What is needed
Type out the records that follow, exactly as given.

[START Data rows]

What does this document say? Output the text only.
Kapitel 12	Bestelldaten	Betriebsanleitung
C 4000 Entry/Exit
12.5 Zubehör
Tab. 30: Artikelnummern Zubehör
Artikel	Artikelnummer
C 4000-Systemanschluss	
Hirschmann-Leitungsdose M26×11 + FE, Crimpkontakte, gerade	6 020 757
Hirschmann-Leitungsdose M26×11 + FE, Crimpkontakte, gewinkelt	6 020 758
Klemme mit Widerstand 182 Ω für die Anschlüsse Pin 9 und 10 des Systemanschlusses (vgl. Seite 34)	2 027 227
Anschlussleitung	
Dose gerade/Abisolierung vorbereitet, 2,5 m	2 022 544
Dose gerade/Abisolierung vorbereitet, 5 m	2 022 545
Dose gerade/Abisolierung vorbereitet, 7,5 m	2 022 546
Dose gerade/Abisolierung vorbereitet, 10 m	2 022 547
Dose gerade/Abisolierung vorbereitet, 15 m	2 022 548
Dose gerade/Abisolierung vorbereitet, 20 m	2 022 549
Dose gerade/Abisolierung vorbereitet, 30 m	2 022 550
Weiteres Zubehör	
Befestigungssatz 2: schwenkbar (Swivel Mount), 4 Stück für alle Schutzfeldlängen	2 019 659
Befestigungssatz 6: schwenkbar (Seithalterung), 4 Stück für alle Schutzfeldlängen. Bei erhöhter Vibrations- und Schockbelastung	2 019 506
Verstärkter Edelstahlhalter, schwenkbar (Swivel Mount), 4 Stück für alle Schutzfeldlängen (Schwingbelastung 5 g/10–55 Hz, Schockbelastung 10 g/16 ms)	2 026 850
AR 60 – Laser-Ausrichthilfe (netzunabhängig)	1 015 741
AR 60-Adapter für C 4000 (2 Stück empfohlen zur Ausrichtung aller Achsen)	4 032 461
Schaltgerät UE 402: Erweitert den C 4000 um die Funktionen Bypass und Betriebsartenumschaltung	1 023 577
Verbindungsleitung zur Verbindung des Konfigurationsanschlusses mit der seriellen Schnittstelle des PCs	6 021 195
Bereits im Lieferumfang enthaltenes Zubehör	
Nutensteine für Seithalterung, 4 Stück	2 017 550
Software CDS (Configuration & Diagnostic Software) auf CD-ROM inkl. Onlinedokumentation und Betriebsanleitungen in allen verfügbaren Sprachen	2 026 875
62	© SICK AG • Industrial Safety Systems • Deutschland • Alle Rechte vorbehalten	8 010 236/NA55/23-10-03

[END Data rows]

Finished exercise
What does this document say? Output the text only.
Kapitel 12	Bestelldaten	Betriebsanleitung
C 4000 Entry/Exit
12.5 Zubehör
Tab. 30: Artikelnummern Zubehör
Artikel	Artikelnummer
C 4000-Systemanschluss	
Hirschmann-Leitungsdose M26×11 + FE, Crimpkontakte, gerade	6 020 757
Hirschmann-Leitungsdose M26×11 + FE, Crimpkontakte, gewinkelt	6 020 758
Klemme mit Widerstand 182 Ω für die Anschlüsse Pin 9 und 10 des Systemanschlusses (vgl. Seite 34)	2 027 227
Anschlussleitung	
Dose gerade/Abisolierung vorbereitet, 2,5 m	2 022 544
Dose gerade/Abisolierung vorbereitet, 5 m	2 022 545
Dose gerade/Abisolierung vorbereitet, 7,5 m	2 022 546
Dose gerade/Abisolierung vorbereitet, 10 m	2 022 547
Dose gerade/Abisolierung vorbereitet, 15 m	2 022 548
Dose gerade/Abisolierung vorbereitet, 20 m	2 022 549
Dose gerade/Abisolierung vorbereitet, 30 m	2 022 550
Weiteres Zubehör	
Befestigungssatz 2: schwenkbar (Swivel Mount), 4 Stück für alle Schutzfeldlängen	2 019 659
Befestigungssatz 6: schwenkbar (Seithalterung), 4 Stück für alle Schutzfeldlängen. Bei erhöhter Vibrations- und Schockbelastung	2 019 506
Verstärkter Edelstahlhalter, schwenkbar (Swivel Mount), 4 Stück für alle Schutzfeldlängen (Schwingbelastung 5 g/10–55 Hz, Schockbelastung 10 g/16 ms)	2 026 850
AR 60 – Laser-Ausrichthilfe (netzunabhängig)	1 015 741
AR 60-Adapter für C 4000 (2 Stück empfohlen zur Ausrichtung aller Achsen)	4 032 461
Schaltgerät UE 402: Erweitert den C 4000 um die Funktionen Bypass und Betriebsartenumschaltung	1 023 577
Verbindungsleitung zur Verbindung des Konfigurationsanschlusses mit der seriellen Schnittstelle des PCs	6 021 195
Bereits im Lieferumfang enthaltenes Zubehör	
Nutensteine für Seithalterung, 4 Stück	2 017 550
Software CDS (Configuration & Diagnostic Software) auf CD-ROM inkl. Onlinedokumentation und Betriebsanleitungen in allen verfügbaren Sprachen	2 026 875
62	© SICK AG • Industrial Safety Systems • Deutschland • Alle Rechte vorbehalten	8 010 236/NA55/23-10-03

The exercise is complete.